### Set exercise
Extract all lines containing "Daily".

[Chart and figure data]
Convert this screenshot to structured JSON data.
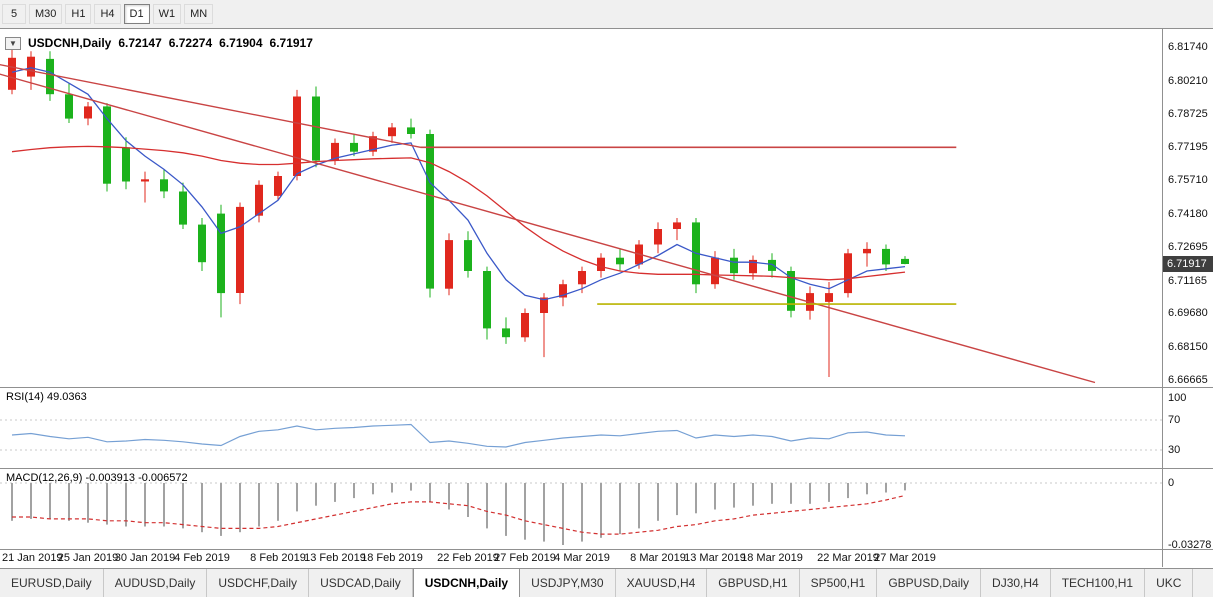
{
  "colors": {
    "candle_up": "#e0281e",
    "candle_down": "#1cb21c",
    "ma_fast": "#3a58c8",
    "ma_slow": "#d62f2f",
    "trendline": "#c94444",
    "hline_red": "#c94444",
    "hline_yellow": "#b9b400",
    "rsi_line": "#76a0d4",
    "macd_bar": "#a2a2a2",
    "macd_signal": "#d23030",
    "badge_bg": "#3f3f3f",
    "chrome_bg": "#f0f0f0"
  },
  "toolbar": {
    "items": [
      {
        "label": "5",
        "selected": false
      },
      {
        "label": "M30",
        "selected": false
      },
      {
        "label": "H1",
        "selected": false
      },
      {
        "label": "H4",
        "selected": false
      },
      {
        "label": "D1",
        "selected": true
      },
      {
        "label": "W1",
        "selected": false
      },
      {
        "label": "MN",
        "selected": false
      }
    ]
  },
  "main_chart": {
    "symbol_period": "USDCNH,Daily",
    "open": "6.72147",
    "high": "6.72274",
    "low": "6.71904",
    "close": "6.71917",
    "price_axis": [
      "6.81740",
      "6.80210",
      "6.78725",
      "6.77195",
      "6.75710",
      "6.74180",
      "6.72695",
      "6.71165",
      "6.69680",
      "6.68150",
      "6.66665"
    ],
    "price_badge": "6.71917",
    "collapse_glyph": "▼"
  },
  "rsi_panel": {
    "label": "RSI(14) 49.0363",
    "axis_labels": [
      "100",
      "70",
      "30"
    ],
    "levels": [
      70,
      30
    ]
  },
  "macd_panel": {
    "label": "MACD(12,26,9) -0.003913 -0.006572",
    "axis_top": "0",
    "axis_bottom": "-0.03278"
  },
  "date_axis": [
    {
      "label": "21 Jan 2019",
      "i": 0
    },
    {
      "label": "25 Jan 2019",
      "i": 4
    },
    {
      "label": "30 Jan 2019",
      "i": 7
    },
    {
      "label": "4 Feb 2019",
      "i": 10
    },
    {
      "label": "8 Feb 2019",
      "i": 14
    },
    {
      "label": "13 Feb 2019",
      "i": 17
    },
    {
      "label": "18 Feb 2019",
      "i": 20
    },
    {
      "label": "22 Feb 2019",
      "i": 24
    },
    {
      "label": "27 Feb 2019",
      "i": 27
    },
    {
      "label": "4 Mar 2019",
      "i": 30
    },
    {
      "label": "8 Mar 2019",
      "i": 34
    },
    {
      "label": "13 Mar 2019",
      "i": 37
    },
    {
      "label": "18 Mar 2019",
      "i": 40
    },
    {
      "label": "22 Mar 2019",
      "i": 44
    },
    {
      "label": "27 Mar 2019",
      "i": 47
    }
  ],
  "tabs": [
    {
      "label": "EURUSD,Daily",
      "selected": false
    },
    {
      "label": "AUDUSD,Daily",
      "selected": false
    },
    {
      "label": "USDCHF,Daily",
      "selected": false
    },
    {
      "label": "USDCAD,Daily",
      "selected": false
    },
    {
      "label": "USDCNH,Daily",
      "selected": true
    },
    {
      "label": "USDJPY,M30",
      "selected": false
    },
    {
      "label": "XAUUSD,H4",
      "selected": false
    },
    {
      "label": "GBPUSD,H1",
      "selected": false
    },
    {
      "label": "SP500,H1",
      "selected": false
    },
    {
      "label": "GBPUSD,Daily",
      "selected": false
    },
    {
      "label": "DJ30,H4",
      "selected": false
    },
    {
      "label": "TECH100,H1",
      "selected": false
    },
    {
      "label": "UKC",
      "selected": false
    }
  ],
  "chart_data": {
    "type": "candlestick",
    "symbol": "USDCNH",
    "timeframe": "Daily",
    "price_range": [
      6.66665,
      6.8174
    ],
    "last_ohlc": {
      "open": 6.72147,
      "high": 6.72274,
      "low": 6.71904,
      "close": 6.71917
    },
    "candles_ohlc": [
      [
        6.798,
        6.8165,
        6.796,
        6.8125
      ],
      [
        6.804,
        6.8155,
        6.798,
        6.813
      ],
      [
        6.812,
        6.8155,
        6.793,
        6.796
      ],
      [
        6.796,
        6.801,
        6.783,
        6.785
      ],
      [
        6.785,
        6.7925,
        6.782,
        6.7905
      ],
      [
        6.7905,
        6.792,
        6.752,
        6.7555
      ],
      [
        6.772,
        6.7765,
        6.753,
        6.7565
      ],
      [
        6.7565,
        6.761,
        6.747,
        6.7575
      ],
      [
        6.7575,
        6.762,
        6.749,
        6.752
      ],
      [
        6.752,
        6.756,
        6.735,
        6.737
      ],
      [
        6.737,
        6.74,
        6.716,
        6.72
      ],
      [
        6.742,
        6.746,
        6.695,
        6.706
      ],
      [
        6.706,
        6.747,
        6.701,
        6.745
      ],
      [
        6.741,
        6.757,
        6.738,
        6.755
      ],
      [
        6.75,
        6.761,
        6.748,
        6.759
      ],
      [
        6.759,
        6.798,
        6.757,
        6.795
      ],
      [
        6.795,
        6.7995,
        6.763,
        6.766
      ],
      [
        6.766,
        6.776,
        6.764,
        6.774
      ],
      [
        6.774,
        6.778,
        6.768,
        6.77
      ],
      [
        6.77,
        6.779,
        6.768,
        6.777
      ],
      [
        6.777,
        6.783,
        6.774,
        6.781
      ],
      [
        6.781,
        6.785,
        6.776,
        6.778
      ],
      [
        6.778,
        6.78,
        6.704,
        6.708
      ],
      [
        6.708,
        6.733,
        6.705,
        6.73
      ],
      [
        6.73,
        6.734,
        6.713,
        6.716
      ],
      [
        6.716,
        6.718,
        6.685,
        6.69
      ],
      [
        6.69,
        6.695,
        6.683,
        6.686
      ],
      [
        6.686,
        6.699,
        6.684,
        6.697
      ],
      [
        6.697,
        6.706,
        6.677,
        6.704
      ],
      [
        6.704,
        6.712,
        6.7,
        6.71
      ],
      [
        6.71,
        6.718,
        6.706,
        6.716
      ],
      [
        6.716,
        6.724,
        6.713,
        6.722
      ],
      [
        6.722,
        6.726,
        6.716,
        6.719
      ],
      [
        6.719,
        6.73,
        6.717,
        6.728
      ],
      [
        6.728,
        6.738,
        6.724,
        6.735
      ],
      [
        6.735,
        6.74,
        6.73,
        6.738
      ],
      [
        6.738,
        6.74,
        6.706,
        6.71
      ],
      [
        6.71,
        6.725,
        6.708,
        6.722
      ],
      [
        6.722,
        6.726,
        6.712,
        6.715
      ],
      [
        6.715,
        6.723,
        6.712,
        6.721
      ],
      [
        6.721,
        6.724,
        6.713,
        6.716
      ],
      [
        6.716,
        6.718,
        6.695,
        6.698
      ],
      [
        6.698,
        6.709,
        6.694,
        6.706
      ],
      [
        6.702,
        6.711,
        6.668,
        6.706
      ],
      [
        6.706,
        6.726,
        6.704,
        6.724
      ],
      [
        6.724,
        6.729,
        6.718,
        6.726
      ],
      [
        6.726,
        6.728,
        6.716,
        6.719
      ],
      [
        6.72147,
        6.72274,
        6.71904,
        6.71917
      ]
    ],
    "ma_fast": [
      6.806,
      6.808,
      6.806,
      6.801,
      6.796,
      6.785,
      6.775,
      6.768,
      6.762,
      6.755,
      6.745,
      6.733,
      6.736,
      6.742,
      6.748,
      6.76,
      6.764,
      6.767,
      6.769,
      6.771,
      6.773,
      6.774,
      6.756,
      6.748,
      6.739,
      6.724,
      6.712,
      6.705,
      6.703,
      6.705,
      6.708,
      6.712,
      6.715,
      6.719,
      6.723,
      6.728,
      6.724,
      6.722,
      6.72,
      6.72,
      6.719,
      6.713,
      6.71,
      6.708,
      6.712,
      6.716,
      6.717,
      6.718
    ],
    "ma_slow": [
      6.77,
      6.771,
      6.7718,
      6.7722,
      6.7724,
      6.7722,
      6.7718,
      6.7712,
      6.7705,
      6.7695,
      6.768,
      6.766,
      6.7648,
      6.7642,
      6.7642,
      6.7648,
      6.7655,
      6.766,
      6.7664,
      6.7668,
      6.767,
      6.7672,
      6.765,
      6.761,
      6.756,
      6.75,
      6.743,
      6.736,
      6.73,
      6.725,
      6.721,
      6.718,
      6.716,
      6.715,
      6.7145,
      6.7145,
      6.7145,
      6.7142,
      6.714,
      6.7138,
      6.7136,
      6.713,
      6.7125,
      6.712,
      6.7125,
      6.7135,
      6.7145,
      6.7155
    ],
    "overlays": {
      "trendlines": [
        {
          "i1": -1,
          "p1": 6.81,
          "i2": 21.5,
          "p2": 6.772
        },
        {
          "i1": -1,
          "p1": 6.806,
          "i2": 57.0,
          "p2": 6.6655
        }
      ],
      "hlines": [
        {
          "price": 6.772,
          "i1": 21.5,
          "i2": 49.7,
          "color": "red"
        },
        {
          "price": 6.701,
          "i1": 30.8,
          "i2": 49.7,
          "color": "yellow"
        }
      ]
    },
    "rsi": {
      "period": 14,
      "current": 49.0363,
      "range": [
        0,
        100
      ],
      "levels": [
        70,
        30
      ],
      "values": [
        50,
        52,
        48,
        45,
        47,
        41,
        42,
        44,
        43,
        41,
        38,
        36,
        48,
        55,
        57,
        62,
        57,
        59,
        60,
        62,
        63,
        64,
        40,
        42,
        39,
        35,
        34,
        40,
        43,
        46,
        48,
        50,
        49,
        52,
        55,
        56,
        46,
        50,
        48,
        50,
        48,
        42,
        46,
        45,
        53,
        54,
        50,
        49
      ]
    },
    "macd": {
      "fast": 12,
      "slow": 26,
      "signal_period": 9,
      "current_macd": -0.003913,
      "current_signal": -0.006572,
      "range": [
        -0.03278,
        0
      ],
      "hist": [
        -0.02,
        -0.019,
        -0.019,
        -0.02,
        -0.021,
        -0.022,
        -0.023,
        -0.023,
        -0.023,
        -0.024,
        -0.026,
        -0.028,
        -0.026,
        -0.023,
        -0.02,
        -0.015,
        -0.012,
        -0.01,
        -0.008,
        -0.006,
        -0.005,
        -0.004,
        -0.01,
        -0.014,
        -0.018,
        -0.024,
        -0.028,
        -0.03,
        -0.031,
        -0.0328,
        -0.031,
        -0.029,
        -0.027,
        -0.024,
        -0.02,
        -0.017,
        -0.016,
        -0.014,
        -0.013,
        -0.012,
        -0.011,
        -0.011,
        -0.011,
        -0.01,
        -0.008,
        -0.006,
        -0.005,
        -0.0039
      ],
      "signal": [
        -0.018,
        -0.018,
        -0.019,
        -0.019,
        -0.019,
        -0.02,
        -0.02,
        -0.021,
        -0.021,
        -0.022,
        -0.023,
        -0.024,
        -0.024,
        -0.024,
        -0.023,
        -0.021,
        -0.019,
        -0.017,
        -0.015,
        -0.013,
        -0.011,
        -0.01,
        -0.01,
        -0.011,
        -0.012,
        -0.015,
        -0.017,
        -0.02,
        -0.022,
        -0.024,
        -0.026,
        -0.027,
        -0.027,
        -0.026,
        -0.025,
        -0.023,
        -0.022,
        -0.02,
        -0.019,
        -0.017,
        -0.016,
        -0.015,
        -0.014,
        -0.013,
        -0.012,
        -0.011,
        -0.009,
        -0.0066
      ]
    }
  }
}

### Result of the task
    "symbol_period": "USDCNH,Daily",
      "label": "EURUSD,Daily",
      "label": "AUDUSD,Daily",
      "label": "USDCHF,Daily",
      "label": "USDCAD,Daily",
      "label": "USDCNH,Daily",
      "label": "GBPUSD,Daily",
    "timeframe": "Daily",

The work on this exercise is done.